Task: Scan the lines below for the string "CORRELATION" and report how many lines contain it, giving only the number.

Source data

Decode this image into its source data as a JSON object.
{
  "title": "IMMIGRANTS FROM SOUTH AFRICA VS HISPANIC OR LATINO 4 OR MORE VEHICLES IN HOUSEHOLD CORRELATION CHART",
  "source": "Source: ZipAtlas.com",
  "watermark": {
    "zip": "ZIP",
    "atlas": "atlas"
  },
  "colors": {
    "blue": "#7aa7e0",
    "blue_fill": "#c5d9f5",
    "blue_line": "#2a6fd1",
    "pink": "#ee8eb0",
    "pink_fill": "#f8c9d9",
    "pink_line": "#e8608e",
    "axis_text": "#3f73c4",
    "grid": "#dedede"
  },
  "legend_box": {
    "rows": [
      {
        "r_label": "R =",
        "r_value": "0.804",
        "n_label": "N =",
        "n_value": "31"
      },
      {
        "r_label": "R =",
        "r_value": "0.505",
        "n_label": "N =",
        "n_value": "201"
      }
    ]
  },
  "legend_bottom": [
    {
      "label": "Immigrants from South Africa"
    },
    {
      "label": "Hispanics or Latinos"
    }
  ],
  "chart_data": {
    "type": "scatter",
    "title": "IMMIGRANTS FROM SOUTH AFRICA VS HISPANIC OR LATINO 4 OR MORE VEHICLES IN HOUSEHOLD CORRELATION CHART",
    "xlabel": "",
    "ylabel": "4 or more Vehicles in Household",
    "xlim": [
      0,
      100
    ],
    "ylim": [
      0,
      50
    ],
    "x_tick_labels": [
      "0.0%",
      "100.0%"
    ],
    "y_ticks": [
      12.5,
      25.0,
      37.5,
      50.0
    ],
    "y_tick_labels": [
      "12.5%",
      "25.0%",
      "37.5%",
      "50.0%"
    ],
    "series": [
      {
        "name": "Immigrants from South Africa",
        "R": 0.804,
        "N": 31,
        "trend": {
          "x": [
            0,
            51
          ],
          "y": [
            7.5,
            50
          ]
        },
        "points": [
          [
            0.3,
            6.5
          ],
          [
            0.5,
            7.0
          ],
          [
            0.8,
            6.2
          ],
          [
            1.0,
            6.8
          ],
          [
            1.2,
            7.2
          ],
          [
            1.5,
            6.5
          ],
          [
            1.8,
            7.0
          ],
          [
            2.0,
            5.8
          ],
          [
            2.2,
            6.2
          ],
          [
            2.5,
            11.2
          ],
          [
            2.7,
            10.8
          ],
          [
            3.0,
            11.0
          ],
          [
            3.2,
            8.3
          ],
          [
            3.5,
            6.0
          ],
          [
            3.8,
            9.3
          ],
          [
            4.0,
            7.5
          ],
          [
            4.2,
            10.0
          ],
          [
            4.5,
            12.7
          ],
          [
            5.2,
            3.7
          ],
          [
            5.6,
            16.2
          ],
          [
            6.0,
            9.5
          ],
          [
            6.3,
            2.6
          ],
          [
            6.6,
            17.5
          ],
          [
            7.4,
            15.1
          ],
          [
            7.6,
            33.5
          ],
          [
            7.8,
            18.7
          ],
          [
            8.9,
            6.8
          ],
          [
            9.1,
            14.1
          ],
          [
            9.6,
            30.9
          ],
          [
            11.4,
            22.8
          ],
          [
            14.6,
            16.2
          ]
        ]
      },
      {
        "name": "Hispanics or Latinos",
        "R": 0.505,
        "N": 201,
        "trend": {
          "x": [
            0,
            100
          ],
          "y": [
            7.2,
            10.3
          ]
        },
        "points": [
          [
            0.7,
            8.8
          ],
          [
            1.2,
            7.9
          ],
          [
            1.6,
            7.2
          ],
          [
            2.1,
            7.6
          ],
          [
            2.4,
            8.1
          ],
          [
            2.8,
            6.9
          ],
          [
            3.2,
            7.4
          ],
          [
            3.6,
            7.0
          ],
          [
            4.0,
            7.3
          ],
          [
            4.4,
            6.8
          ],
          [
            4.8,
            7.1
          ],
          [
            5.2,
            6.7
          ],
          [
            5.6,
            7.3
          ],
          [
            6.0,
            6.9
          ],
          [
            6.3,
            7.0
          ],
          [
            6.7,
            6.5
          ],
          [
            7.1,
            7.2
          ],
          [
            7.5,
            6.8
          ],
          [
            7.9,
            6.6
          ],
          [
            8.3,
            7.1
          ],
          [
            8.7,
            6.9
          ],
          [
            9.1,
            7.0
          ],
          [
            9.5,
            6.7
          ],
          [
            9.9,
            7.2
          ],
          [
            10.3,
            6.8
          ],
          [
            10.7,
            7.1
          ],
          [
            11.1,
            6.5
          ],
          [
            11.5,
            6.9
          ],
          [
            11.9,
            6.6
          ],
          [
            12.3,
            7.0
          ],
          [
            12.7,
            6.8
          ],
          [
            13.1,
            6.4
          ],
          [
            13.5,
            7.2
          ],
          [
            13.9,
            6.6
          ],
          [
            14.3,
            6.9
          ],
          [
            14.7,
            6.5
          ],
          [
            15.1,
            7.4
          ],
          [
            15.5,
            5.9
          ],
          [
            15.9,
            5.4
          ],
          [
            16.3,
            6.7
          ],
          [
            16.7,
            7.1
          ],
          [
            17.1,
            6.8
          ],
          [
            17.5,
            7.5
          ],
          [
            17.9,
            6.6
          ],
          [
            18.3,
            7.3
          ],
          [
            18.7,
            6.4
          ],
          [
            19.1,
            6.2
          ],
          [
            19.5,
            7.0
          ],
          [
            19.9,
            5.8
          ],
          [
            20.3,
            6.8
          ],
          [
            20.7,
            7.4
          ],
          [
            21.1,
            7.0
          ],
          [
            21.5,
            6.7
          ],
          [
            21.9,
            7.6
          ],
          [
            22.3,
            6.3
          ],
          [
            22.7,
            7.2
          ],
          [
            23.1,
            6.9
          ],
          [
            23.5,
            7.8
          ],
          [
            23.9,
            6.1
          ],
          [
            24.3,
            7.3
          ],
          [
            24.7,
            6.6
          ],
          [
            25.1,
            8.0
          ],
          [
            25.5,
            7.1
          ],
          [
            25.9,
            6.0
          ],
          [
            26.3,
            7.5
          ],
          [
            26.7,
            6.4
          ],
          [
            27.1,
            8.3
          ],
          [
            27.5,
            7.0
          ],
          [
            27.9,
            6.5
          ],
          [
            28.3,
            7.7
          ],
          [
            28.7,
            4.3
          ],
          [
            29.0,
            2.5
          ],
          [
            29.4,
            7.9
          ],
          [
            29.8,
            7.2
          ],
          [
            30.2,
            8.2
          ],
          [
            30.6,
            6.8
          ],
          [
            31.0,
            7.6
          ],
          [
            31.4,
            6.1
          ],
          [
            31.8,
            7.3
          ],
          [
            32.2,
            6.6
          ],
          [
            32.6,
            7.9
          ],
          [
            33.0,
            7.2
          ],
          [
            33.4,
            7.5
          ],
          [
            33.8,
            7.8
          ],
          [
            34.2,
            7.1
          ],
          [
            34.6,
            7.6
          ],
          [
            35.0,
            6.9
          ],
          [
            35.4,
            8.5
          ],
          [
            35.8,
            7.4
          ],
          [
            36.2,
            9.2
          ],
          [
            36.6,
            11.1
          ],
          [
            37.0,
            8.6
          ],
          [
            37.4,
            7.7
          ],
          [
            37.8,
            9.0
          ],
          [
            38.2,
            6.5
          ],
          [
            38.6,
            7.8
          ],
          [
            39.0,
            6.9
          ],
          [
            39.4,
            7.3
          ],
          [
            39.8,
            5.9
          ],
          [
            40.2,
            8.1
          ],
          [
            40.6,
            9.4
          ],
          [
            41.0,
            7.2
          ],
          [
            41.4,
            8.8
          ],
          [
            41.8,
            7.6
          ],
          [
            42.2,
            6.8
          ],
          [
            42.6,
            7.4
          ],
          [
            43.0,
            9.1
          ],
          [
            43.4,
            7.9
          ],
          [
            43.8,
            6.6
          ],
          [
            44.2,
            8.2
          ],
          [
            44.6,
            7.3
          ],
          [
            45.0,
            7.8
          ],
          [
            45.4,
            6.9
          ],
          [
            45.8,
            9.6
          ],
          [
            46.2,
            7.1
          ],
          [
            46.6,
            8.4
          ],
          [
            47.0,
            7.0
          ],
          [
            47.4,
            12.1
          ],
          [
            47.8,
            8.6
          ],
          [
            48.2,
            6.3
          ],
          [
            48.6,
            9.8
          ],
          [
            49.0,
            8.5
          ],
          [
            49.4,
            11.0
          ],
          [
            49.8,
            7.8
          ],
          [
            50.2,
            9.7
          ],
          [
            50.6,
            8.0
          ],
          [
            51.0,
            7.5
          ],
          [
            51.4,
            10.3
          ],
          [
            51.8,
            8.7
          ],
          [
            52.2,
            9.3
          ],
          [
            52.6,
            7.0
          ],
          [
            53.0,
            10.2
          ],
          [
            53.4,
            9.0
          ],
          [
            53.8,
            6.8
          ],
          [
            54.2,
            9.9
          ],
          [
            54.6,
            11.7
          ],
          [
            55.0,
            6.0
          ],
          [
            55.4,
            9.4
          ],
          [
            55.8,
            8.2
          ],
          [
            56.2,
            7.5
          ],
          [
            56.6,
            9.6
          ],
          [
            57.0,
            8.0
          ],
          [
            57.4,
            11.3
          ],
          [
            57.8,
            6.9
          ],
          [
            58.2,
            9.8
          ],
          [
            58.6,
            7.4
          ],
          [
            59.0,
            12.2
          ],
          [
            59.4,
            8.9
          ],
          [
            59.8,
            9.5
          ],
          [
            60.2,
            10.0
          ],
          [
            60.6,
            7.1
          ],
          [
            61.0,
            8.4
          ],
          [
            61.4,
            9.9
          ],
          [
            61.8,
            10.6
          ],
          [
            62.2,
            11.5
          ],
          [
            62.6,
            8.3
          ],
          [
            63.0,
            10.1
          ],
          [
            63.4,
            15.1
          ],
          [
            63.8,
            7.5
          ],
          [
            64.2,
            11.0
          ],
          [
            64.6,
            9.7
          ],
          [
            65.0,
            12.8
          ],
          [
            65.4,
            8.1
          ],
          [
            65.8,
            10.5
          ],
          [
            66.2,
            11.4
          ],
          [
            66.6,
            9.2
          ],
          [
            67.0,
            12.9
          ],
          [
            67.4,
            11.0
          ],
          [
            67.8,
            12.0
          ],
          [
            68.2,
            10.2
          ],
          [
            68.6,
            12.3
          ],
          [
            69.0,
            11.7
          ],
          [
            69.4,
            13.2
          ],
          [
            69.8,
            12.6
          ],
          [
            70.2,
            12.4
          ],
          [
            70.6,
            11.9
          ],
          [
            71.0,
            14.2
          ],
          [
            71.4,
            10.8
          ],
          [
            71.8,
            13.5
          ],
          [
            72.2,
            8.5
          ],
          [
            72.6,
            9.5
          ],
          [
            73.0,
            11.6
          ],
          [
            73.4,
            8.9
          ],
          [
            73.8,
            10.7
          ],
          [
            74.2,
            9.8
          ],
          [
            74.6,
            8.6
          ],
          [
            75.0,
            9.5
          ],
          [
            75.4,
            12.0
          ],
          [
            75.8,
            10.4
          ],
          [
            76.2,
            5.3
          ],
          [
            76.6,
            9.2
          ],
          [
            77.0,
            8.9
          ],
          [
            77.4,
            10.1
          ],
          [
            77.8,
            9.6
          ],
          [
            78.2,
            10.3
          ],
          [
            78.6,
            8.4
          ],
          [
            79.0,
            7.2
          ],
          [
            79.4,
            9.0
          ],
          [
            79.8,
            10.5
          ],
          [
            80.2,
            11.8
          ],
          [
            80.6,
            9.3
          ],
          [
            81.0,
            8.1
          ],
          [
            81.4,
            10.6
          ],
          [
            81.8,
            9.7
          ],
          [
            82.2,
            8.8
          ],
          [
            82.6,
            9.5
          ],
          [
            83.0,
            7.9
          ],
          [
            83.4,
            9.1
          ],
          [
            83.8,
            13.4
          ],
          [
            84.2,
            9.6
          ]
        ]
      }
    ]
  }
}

Output: 2